▶

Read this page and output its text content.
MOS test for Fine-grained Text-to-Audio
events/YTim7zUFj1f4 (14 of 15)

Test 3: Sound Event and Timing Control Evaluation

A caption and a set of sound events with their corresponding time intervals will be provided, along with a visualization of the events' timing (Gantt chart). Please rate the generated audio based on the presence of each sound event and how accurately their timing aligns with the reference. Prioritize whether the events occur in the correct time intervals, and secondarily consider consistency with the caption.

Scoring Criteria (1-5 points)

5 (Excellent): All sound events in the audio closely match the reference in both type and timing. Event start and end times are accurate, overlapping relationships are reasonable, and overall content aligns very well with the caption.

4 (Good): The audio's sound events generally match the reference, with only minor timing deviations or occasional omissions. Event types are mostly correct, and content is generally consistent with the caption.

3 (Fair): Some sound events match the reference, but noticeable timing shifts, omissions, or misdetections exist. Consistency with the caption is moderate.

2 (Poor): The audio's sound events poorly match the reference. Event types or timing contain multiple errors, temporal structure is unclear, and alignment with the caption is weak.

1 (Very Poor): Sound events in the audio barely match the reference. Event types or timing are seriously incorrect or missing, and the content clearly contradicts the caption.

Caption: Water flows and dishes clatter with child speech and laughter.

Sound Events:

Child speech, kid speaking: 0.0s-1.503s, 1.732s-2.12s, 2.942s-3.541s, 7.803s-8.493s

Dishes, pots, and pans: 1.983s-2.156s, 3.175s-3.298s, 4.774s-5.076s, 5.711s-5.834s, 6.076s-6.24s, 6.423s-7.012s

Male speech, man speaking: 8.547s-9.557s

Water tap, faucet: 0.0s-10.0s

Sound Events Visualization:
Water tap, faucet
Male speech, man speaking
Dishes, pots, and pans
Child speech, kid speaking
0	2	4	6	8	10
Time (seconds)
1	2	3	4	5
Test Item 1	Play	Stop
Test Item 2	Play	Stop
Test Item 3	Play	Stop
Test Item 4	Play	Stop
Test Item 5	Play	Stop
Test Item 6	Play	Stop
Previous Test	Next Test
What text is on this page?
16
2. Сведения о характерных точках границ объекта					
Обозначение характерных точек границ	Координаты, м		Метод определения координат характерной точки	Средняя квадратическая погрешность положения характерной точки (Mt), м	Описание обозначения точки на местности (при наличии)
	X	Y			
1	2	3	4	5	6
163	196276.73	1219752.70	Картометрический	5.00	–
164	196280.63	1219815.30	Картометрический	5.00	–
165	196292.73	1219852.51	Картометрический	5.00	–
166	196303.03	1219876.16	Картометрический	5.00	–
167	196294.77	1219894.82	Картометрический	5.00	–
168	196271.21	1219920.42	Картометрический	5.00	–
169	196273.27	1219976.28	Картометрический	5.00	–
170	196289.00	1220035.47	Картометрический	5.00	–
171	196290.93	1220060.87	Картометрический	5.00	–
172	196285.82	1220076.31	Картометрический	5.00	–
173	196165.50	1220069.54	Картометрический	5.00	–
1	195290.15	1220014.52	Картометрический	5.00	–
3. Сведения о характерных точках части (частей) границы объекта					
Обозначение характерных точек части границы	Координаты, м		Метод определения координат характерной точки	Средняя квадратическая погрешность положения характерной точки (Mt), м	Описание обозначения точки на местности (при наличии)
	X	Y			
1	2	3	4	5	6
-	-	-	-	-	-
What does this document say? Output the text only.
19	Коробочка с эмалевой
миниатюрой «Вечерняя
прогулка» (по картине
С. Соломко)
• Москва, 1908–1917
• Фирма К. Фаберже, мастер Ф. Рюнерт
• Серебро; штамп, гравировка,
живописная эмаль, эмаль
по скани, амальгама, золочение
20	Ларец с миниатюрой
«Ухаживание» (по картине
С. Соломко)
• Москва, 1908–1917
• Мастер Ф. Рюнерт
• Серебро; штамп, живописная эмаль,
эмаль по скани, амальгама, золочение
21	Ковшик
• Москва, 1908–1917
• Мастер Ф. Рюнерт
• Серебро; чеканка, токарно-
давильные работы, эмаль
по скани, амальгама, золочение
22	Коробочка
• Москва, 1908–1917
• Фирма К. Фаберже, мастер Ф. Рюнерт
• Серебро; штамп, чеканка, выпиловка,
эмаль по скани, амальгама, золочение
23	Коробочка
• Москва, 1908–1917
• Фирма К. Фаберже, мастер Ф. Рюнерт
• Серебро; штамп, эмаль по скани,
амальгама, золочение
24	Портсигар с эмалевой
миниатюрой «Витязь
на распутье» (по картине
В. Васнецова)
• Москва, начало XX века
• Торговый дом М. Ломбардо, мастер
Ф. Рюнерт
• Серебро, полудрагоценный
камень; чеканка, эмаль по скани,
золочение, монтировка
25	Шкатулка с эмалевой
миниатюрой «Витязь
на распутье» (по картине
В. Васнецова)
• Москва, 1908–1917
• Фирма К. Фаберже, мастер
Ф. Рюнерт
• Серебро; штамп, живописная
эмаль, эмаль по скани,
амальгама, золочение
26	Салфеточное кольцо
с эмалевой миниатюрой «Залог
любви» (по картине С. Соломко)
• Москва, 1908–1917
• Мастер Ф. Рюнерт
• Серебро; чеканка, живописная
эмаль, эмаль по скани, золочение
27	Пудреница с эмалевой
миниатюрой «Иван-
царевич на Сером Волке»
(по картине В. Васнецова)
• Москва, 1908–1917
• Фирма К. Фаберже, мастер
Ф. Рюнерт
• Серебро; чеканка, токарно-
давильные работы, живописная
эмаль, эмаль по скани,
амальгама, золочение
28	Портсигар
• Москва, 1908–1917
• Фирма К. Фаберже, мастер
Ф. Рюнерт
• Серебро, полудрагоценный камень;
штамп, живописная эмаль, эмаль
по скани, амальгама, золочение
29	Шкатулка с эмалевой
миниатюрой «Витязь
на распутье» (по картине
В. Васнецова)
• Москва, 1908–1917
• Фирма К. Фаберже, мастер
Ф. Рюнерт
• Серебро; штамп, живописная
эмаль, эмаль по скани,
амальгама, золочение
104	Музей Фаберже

◀

*PROBLEM TO WORK ON*. Search the records for the word "only", then list every line that has it.

*SOLUTION FOR THIS EXERCISE*.
4 (Good): The audio's sound events generally match the reference, with only minor timing deviations or occasional omissions. Event types are mostly correct, and content is generally consistent with the caption.
What does this document say? Output the text only.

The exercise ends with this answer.